§ **WORK TO DO**: Write out all of the lines below, exactly and completely.

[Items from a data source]
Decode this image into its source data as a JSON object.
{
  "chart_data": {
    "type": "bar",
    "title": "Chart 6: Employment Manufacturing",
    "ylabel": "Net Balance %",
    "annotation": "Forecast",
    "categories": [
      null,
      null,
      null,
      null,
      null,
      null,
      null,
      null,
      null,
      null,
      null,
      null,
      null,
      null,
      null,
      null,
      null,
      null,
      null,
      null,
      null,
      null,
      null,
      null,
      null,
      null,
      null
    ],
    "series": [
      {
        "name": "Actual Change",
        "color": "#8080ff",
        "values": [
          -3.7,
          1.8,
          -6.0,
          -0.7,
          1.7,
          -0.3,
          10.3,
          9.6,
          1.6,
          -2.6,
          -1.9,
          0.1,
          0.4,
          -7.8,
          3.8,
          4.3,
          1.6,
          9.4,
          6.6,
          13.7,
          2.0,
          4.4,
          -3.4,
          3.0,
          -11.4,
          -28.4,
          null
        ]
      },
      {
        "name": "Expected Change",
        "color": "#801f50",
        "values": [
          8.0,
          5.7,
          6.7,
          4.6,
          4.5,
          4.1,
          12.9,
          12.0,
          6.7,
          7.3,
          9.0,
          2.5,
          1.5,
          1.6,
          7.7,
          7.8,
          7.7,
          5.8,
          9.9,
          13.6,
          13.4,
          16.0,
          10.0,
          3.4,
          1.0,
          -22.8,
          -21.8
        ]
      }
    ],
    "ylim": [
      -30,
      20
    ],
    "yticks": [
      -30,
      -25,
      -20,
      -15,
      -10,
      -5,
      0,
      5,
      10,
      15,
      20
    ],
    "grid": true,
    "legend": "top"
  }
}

§ **RESULT**:
Decode this image into its source data as a JSON object.
{
  "chart_data": {
    "type": "bar",
    "title": "Chart 6: Employment Manufacturing",
    "ylabel": "Net Balance %",
    "annotation": "Forecast",
    "categories": [
      null,
      null,
      null,
      null,
      null,
      null,
      null,
      null,
      null,
      null,
      null,
      null,
      null,
      null,
      null,
      null,
      null,
      null,
      null,
      null,
      null,
      null,
      null,
      null,
      null,
      null,
      null
    ],
    "series": [
      {
        "name": "Actual Change",
        "color": "#8080ff",
        "values": [
          -3.7,
          1.8,
          -6.0,
          -0.7,
          1.7,
          -0.3,
          10.3,
          9.6,
          1.6,
          -2.6,
          -1.9,
          0.1,
          0.4,
          -7.8,
          3.8,
          4.3,
          1.6,
          9.4,
          6.6,
          13.7,
          2.0,
          4.4,
          -3.4,
          3.0,
          -11.4,
          -28.4,
          null
        ]
      },
      {
        "name": "Expected Change",
        "color": "#801f50",
        "values": [
          8.0,
          5.7,
          6.7,
          4.6,
          4.5,
          4.1,
          12.9,
          12.0,
          6.7,
          7.3,
          9.0,
          2.5,
          1.5,
          1.6,
          7.7,
          7.8,
          7.7,
          5.8,
          9.9,
          13.6,
          13.4,
          16.0,
          10.0,
          3.4,
          1.0,
          -22.8,
          -21.8
        ]
      }
    ],
    "ylim": [
      -30,
      20
    ],
    "yticks": [
      -30,
      -25,
      -20,
      -15,
      -10,
      -5,
      0,
      5,
      10,
      15,
      20
    ],
    "grid": true,
    "legend": "top"
  }
}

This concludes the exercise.